## STATED TASK
Substitute "text-block" for every occurrence of "paragraph" throughout the entries below, and reproduce the entries otherwise unchanged. Omit the pictures from your answer.

## DATA FOR PROCESSING
--- BEGIN ---

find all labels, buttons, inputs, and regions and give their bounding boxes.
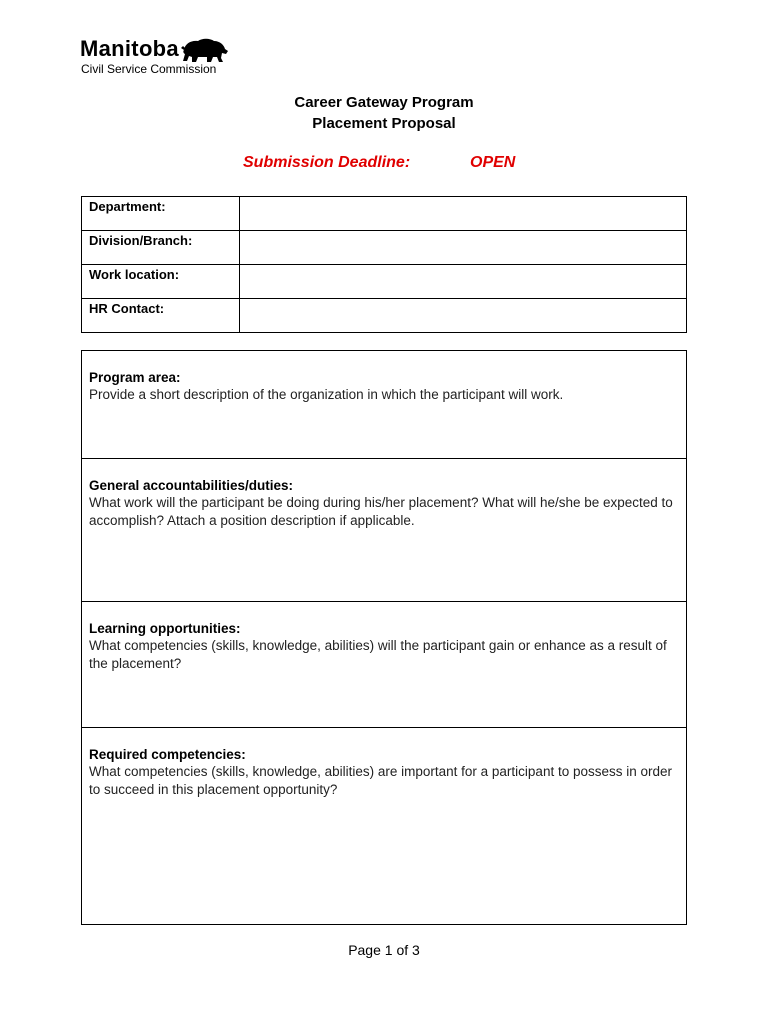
bison-icon (180, 36, 230, 64)
logo-subtitle: Civil Service Commission (81, 62, 217, 76)
section-description: What work will the participant be doing during his/her placement? What will he/she be expected to accomplish? Attach a position description if applicable. (89, 495, 673, 528)
table-row (82, 265, 687, 299)
department-field[interactable] (240, 197, 687, 231)
section-heading: General accountabilities/duties: (89, 478, 294, 493)
program-area-section[interactable] (81, 350, 687, 459)
section-heading: Required competencies: (89, 747, 246, 762)
manitoba-logo (80, 36, 217, 76)
section-description: What competencies (skills, knowledge, abilities) will the participant gain or enhance as a result of the placement? (89, 638, 667, 671)
table-row (82, 299, 687, 333)
table-row (82, 231, 687, 265)
work-location-label: Work location: (82, 265, 240, 299)
hr-contact-field[interactable] (240, 299, 687, 333)
division-branch-label: Division/Branch: (82, 231, 240, 265)
work-location-field[interactable] (240, 265, 687, 299)
general-accountabilities-section[interactable] (81, 459, 687, 602)
hr-contact-label: HR Contact: (82, 299, 240, 333)
learning-opportunities-section[interactable] (81, 602, 687, 728)
section-heading: Program area: (89, 370, 181, 385)
division-branch-field[interactable] (240, 231, 687, 265)
page-number: Page 1 of 3 (348, 942, 420, 958)
deadline-value: OPEN (470, 154, 516, 171)
info-table (81, 196, 687, 333)
section-heading: Learning opportunities: (89, 621, 241, 636)
required-competencies-section[interactable] (81, 728, 687, 925)
section-description: Provide a short description of the organization in which the participant will work. (89, 387, 564, 402)
table-row (82, 197, 687, 231)
department-label: Department: (82, 197, 240, 231)
document-subtitle: Placement Proposal (312, 115, 456, 132)
document-title: Career Gateway Program (294, 94, 474, 111)
logo-wordmark: Manitoba (80, 36, 179, 61)
deadline-label: Submission Deadline: (243, 154, 411, 171)
section-description: What competencies (skills, knowledge, abilities) are important for a participant to possess in order to succeed in this placement opportunity? (89, 764, 673, 797)
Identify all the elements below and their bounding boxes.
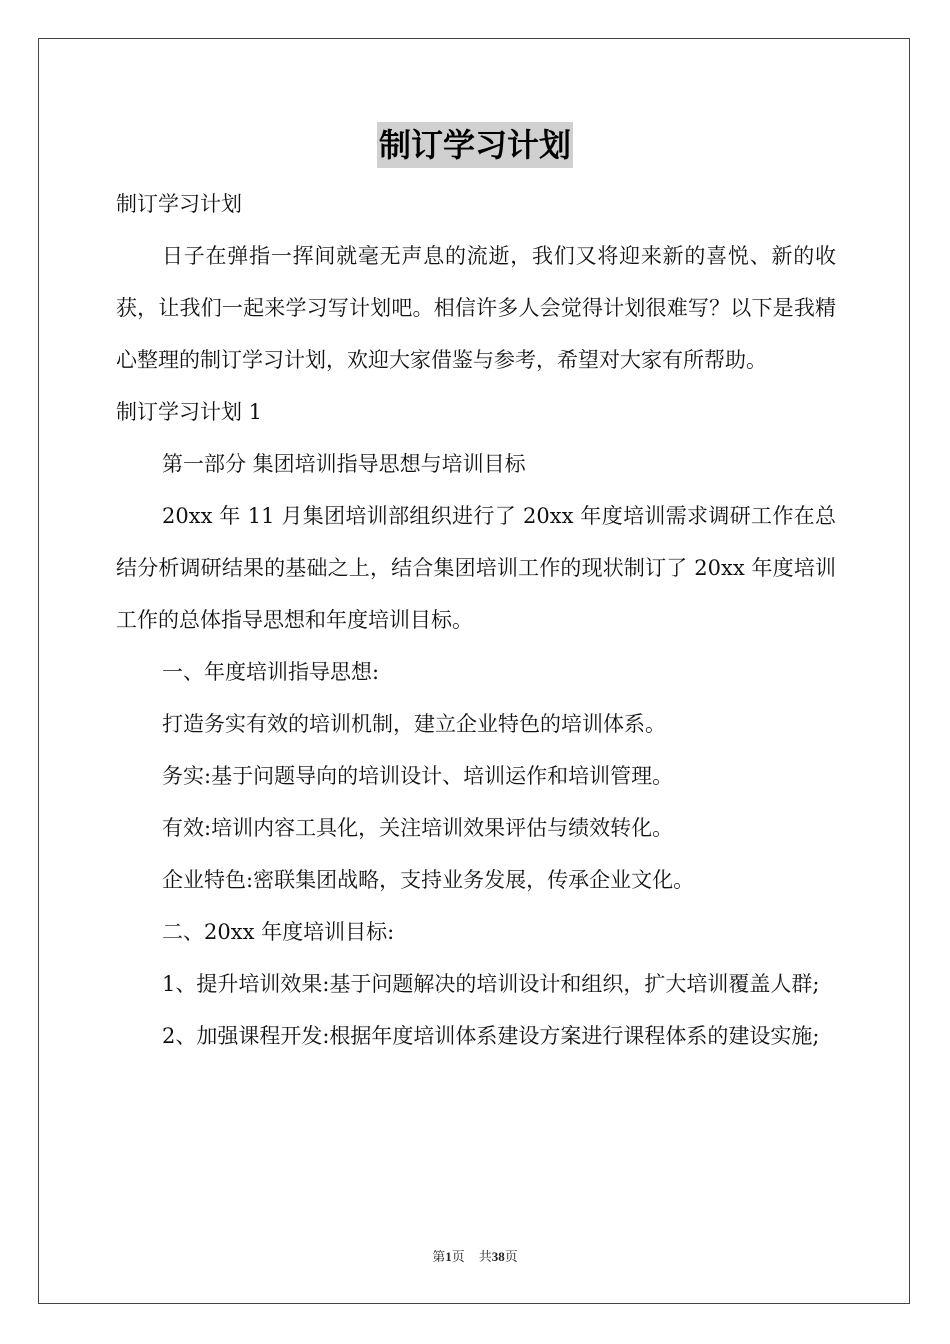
paragraph: 打造务实有效的培训机制，建立企业特色的培训体系。 xyxy=(162,712,666,736)
total-prefix: 共 xyxy=(478,1249,492,1264)
paragraph: 有效:培训内容工具化，关注培训效果评估与绩效转化。 xyxy=(162,816,674,840)
page-footer xyxy=(0,1246,950,1265)
total-suffix: 页 xyxy=(504,1249,518,1264)
total-pages: 38 xyxy=(491,1249,505,1264)
paragraph: 二、20xx 年度培训目标: xyxy=(162,920,395,944)
paragraph: 2、加强课程开发:根据年度培训体系建设方案进行课程体系的建设实施; xyxy=(162,1024,820,1048)
document-body xyxy=(116,178,836,1062)
paragraph: 制订学习计划 1 xyxy=(116,400,263,424)
paragraph: 第一部分 集团培训指导思想与培训目标 xyxy=(162,452,526,476)
paragraph: 务实:基于问题导向的培训设计、培训运作和培训管理。 xyxy=(162,764,674,788)
paragraph: 日子在弹指一挥间就毫无声息的流逝，我们又将迎来新的喜悦、新的收获，让我们一起来学习写计划吧。相信许多人会觉得计划很难写？以下是我精心整理的制订学习计划，欢迎大家借鉴与参考，希望对大家有所帮助。 xyxy=(116,244,836,372)
paragraph: 一、年度培训指导思想: xyxy=(162,660,380,684)
page-suffix: 页 xyxy=(451,1249,465,1264)
page-number: 1 xyxy=(445,1249,452,1264)
paragraph: 企业特色:密联集团战略，支持业务发展，传承企业文化。 xyxy=(162,868,695,892)
paragraph: 20xx 年 11 月集团培训部组织进行了 20xx 年度培训需求调研工作在总结分析调研结果的基础之上，结合集团培训工作的现状制订了 20xx 年度培训工作的总体指导思想和年度培训目标。 xyxy=(116,504,836,632)
paragraph: 制订学习计划 xyxy=(116,192,242,216)
title-container xyxy=(0,122,950,168)
paragraph: 1、提升培训效果:基于问题解决的培训设计和组织，扩大培训覆盖人群; xyxy=(162,972,820,996)
document-title: 制订学习计划 xyxy=(377,122,573,168)
page-prefix: 第 xyxy=(432,1249,446,1264)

--- END ---

## FINISHED ANSWER
find all labels, buttons, inputs, and regions and give their bounding boxes.
bison-icon (180, 36, 230, 64)
logo-subtitle: Civil Service Commission (81, 62, 217, 76)
section-description: What work will the participant be doing during his/her placement? What will he/she be expected to accomplish? Attach a position description if applicable. (89, 495, 673, 528)
table-row (82, 265, 687, 299)
department-field[interactable] (240, 197, 687, 231)
section-heading: General accountabilities/duties: (89, 478, 294, 493)
program-area-section[interactable] (81, 350, 687, 459)
section-heading: Required competencies: (89, 747, 246, 762)
manitoba-logo (80, 36, 217, 76)
section-description: What competencies (skills, knowledge, abilities) will the participant gain or enhance as a result of the placement? (89, 638, 667, 671)
table-row (82, 299, 687, 333)
table-row (82, 231, 687, 265)
work-location-label: Work location: (82, 265, 240, 299)
hr-contact-field[interactable] (240, 299, 687, 333)
division-branch-label: Division/Branch: (82, 231, 240, 265)
work-location-field[interactable] (240, 265, 687, 299)
general-accountabilities-section[interactable] (81, 459, 687, 602)
hr-contact-label: HR Contact: (82, 299, 240, 333)
learning-opportunities-section[interactable] (81, 602, 687, 728)
section-heading: Program area: (89, 370, 181, 385)
division-branch-field[interactable] (240, 231, 687, 265)
page-number: Page 1 of 3 (348, 942, 420, 958)
deadline-value: OPEN (470, 154, 516, 171)
info-table (81, 196, 687, 333)
section-heading: Learning opportunities: (89, 621, 241, 636)
required-competencies-section[interactable] (81, 728, 687, 925)
section-description: Provide a short description of the organization in which the participant will work. (89, 387, 564, 402)
table-row (82, 197, 687, 231)
department-label: Department: (82, 197, 240, 231)
document-subtitle: Placement Proposal (312, 115, 456, 132)
document-title: Career Gateway Program (294, 94, 474, 111)
logo-wordmark: Manitoba (80, 36, 179, 61)
deadline-label: Submission Deadline: (243, 154, 411, 171)
section-description: What competencies (skills, knowledge, abilities) are important for a participant to possess in order to succeed in this placement opportunity? (89, 764, 673, 797)
Identify all the elements below and their bounding boxes.
text-block: 打造务实有效的培训机制，建立企业特色的培训体系。 xyxy=(162,712,666,736)
total-prefix: 共 xyxy=(478,1249,492,1264)
text-block: 有效:培训内容工具化，关注培训效果评估与绩效转化。 xyxy=(162,816,674,840)
page-footer xyxy=(0,1246,950,1265)
total-suffix: 页 xyxy=(504,1249,518,1264)
total-pages: 38 xyxy=(491,1249,505,1264)
text-block: 二、20xx 年度培训目标: xyxy=(162,920,395,944)
text-block: 2、加强课程开发:根据年度培训体系建设方案进行课程体系的建设实施; xyxy=(162,1024,820,1048)
document-body xyxy=(116,178,836,1062)
text-block: 制订学习计划 1 xyxy=(116,400,263,424)
text-block: 第一部分 集团培训指导思想与培训目标 xyxy=(162,452,526,476)
text-block: 务实:基于问题导向的培训设计、培训运作和培训管理。 xyxy=(162,764,674,788)
text-block: 日子在弹指一挥间就毫无声息的流逝，我们又将迎来新的喜悦、新的收获，让我们一起来学习写计划吧。相信许多人会觉得计划很难写？以下是我精心整理的制订学习计划，欢迎大家借鉴与参考，希望对大家有所帮助。 xyxy=(116,244,836,372)
text-block: 一、年度培训指导思想: xyxy=(162,660,380,684)
page-suffix: 页 xyxy=(451,1249,465,1264)
page-number: 1 xyxy=(445,1249,452,1264)
text-block: 企业特色:密联集团战略，支持业务发展，传承企业文化。 xyxy=(162,868,695,892)
text-block: 20xx 年 11 月集团培训部组织进行了 20xx 年度培训需求调研工作在总结分析调研结果的基础之上，结合集团培训工作的现状制订了 20xx 年度培训工作的总体指导思想和年度培训目标。 xyxy=(116,504,836,632)
text-block: 制订学习计划 xyxy=(116,192,242,216)
title-container xyxy=(0,122,950,168)
text-block: 1、提升培训效果:基于问题解决的培训设计和组织，扩大培训覆盖人群; xyxy=(162,972,820,996)
document-title: 制订学习计划 xyxy=(377,122,573,168)
page-prefix: 第 xyxy=(432,1249,446,1264)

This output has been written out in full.